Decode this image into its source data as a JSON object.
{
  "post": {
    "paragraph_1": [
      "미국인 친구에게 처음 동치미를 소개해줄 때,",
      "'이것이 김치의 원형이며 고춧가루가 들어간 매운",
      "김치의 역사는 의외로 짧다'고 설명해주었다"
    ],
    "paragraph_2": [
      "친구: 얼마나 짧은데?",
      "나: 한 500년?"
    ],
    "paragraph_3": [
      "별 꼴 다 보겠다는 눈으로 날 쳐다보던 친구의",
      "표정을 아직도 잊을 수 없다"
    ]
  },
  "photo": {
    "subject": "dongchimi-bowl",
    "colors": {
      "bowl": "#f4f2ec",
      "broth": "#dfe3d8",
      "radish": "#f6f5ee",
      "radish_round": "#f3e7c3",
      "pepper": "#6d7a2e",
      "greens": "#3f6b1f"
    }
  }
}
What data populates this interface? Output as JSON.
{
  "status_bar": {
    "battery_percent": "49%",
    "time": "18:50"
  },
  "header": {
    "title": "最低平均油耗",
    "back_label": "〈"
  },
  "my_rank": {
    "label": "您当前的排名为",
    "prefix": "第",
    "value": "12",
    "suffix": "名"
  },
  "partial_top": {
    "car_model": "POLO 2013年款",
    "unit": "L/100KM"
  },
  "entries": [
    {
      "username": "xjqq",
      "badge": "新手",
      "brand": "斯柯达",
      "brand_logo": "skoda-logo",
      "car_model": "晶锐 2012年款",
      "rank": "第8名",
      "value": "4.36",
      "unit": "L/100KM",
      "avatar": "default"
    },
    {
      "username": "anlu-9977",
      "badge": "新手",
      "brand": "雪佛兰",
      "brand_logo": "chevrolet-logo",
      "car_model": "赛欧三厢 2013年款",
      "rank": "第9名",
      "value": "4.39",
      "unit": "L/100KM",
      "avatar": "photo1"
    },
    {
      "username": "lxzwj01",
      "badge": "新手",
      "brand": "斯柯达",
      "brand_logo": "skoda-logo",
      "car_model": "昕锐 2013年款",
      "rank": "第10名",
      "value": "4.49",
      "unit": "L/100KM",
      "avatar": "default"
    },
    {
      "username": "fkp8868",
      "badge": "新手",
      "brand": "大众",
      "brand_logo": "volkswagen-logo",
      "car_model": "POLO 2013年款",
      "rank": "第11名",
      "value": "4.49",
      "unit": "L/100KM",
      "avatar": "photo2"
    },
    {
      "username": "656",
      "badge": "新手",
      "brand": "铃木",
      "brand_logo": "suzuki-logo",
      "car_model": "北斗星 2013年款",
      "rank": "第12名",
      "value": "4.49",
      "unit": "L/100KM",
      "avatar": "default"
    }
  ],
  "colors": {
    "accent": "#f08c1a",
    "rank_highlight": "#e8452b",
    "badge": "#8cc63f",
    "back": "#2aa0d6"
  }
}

__Task requirements__: Write out all the lines again, exactly as they are.

__Finished exercise__:
Decode this image into its source data as a JSON object.
{
  "post": {
    "paragraph_1": [
      "미국인 친구에게 처음 동치미를 소개해줄 때,",
      "'이것이 김치의 원형이며 고춧가루가 들어간 매운",
      "김치의 역사는 의외로 짧다'고 설명해주었다"
    ],
    "paragraph_2": [
      "친구: 얼마나 짧은데?",
      "나: 한 500년?"
    ],
    "paragraph_3": [
      "별 꼴 다 보겠다는 눈으로 날 쳐다보던 친구의",
      "표정을 아직도 잊을 수 없다"
    ]
  },
  "photo": {
    "subject": "dongchimi-bowl",
    "colors": {
      "bowl": "#f4f2ec",
      "broth": "#dfe3d8",
      "radish": "#f6f5ee",
      "radish_round": "#f3e7c3",
      "pepper": "#6d7a2e",
      "greens": "#3f6b1f"
    }
  }
}
What data populates this interface? Output as JSON.
{
  "status_bar": {
    "battery_percent": "49%",
    "time": "18:50"
  },
  "header": {
    "title": "最低平均油耗",
    "back_label": "〈"
  },
  "my_rank": {
    "label": "您当前的排名为",
    "prefix": "第",
    "value": "12",
    "suffix": "名"
  },
  "partial_top": {
    "car_model": "POLO 2013年款",
    "unit": "L/100KM"
  },
  "entries": [
    {
      "username": "xjqq",
      "badge": "新手",
      "brand": "斯柯达",
      "brand_logo": "skoda-logo",
      "car_model": "晶锐 2012年款",
      "rank": "第8名",
      "value": "4.36",
      "unit": "L/100KM",
      "avatar": "default"
    },
    {
      "username": "anlu-9977",
      "badge": "新手",
      "brand": "雪佛兰",
      "brand_logo": "chevrolet-logo",
      "car_model": "赛欧三厢 2013年款",
      "rank": "第9名",
      "value": "4.39",
      "unit": "L/100KM",
      "avatar": "photo1"
    },
    {
      "username": "lxzwj01",
      "badge": "新手",
      "brand": "斯柯达",
      "brand_logo": "skoda-logo",
      "car_model": "昕锐 2013年款",
      "rank": "第10名",
      "value": "4.49",
      "unit": "L/100KM",
      "avatar": "default"
    },
    {
      "username": "fkp8868",
      "badge": "新手",
      "brand": "大众",
      "brand_logo": "volkswagen-logo",
      "car_model": "POLO 2013年款",
      "rank": "第11名",
      "value": "4.49",
      "unit": "L/100KM",
      "avatar": "photo2"
    },
    {
      "username": "656",
      "badge": "新手",
      "brand": "铃木",
      "brand_logo": "suzuki-logo",
      "car_model": "北斗星 2013年款",
      "rank": "第12名",
      "value": "4.49",
      "unit": "L/100KM",
      "avatar": "default"
    }
  ],
  "colors": {
    "accent": "#f08c1a",
    "rank_highlight": "#e8452b",
    "badge": "#8cc63f",
    "back": "#2aa0d6"
  }
}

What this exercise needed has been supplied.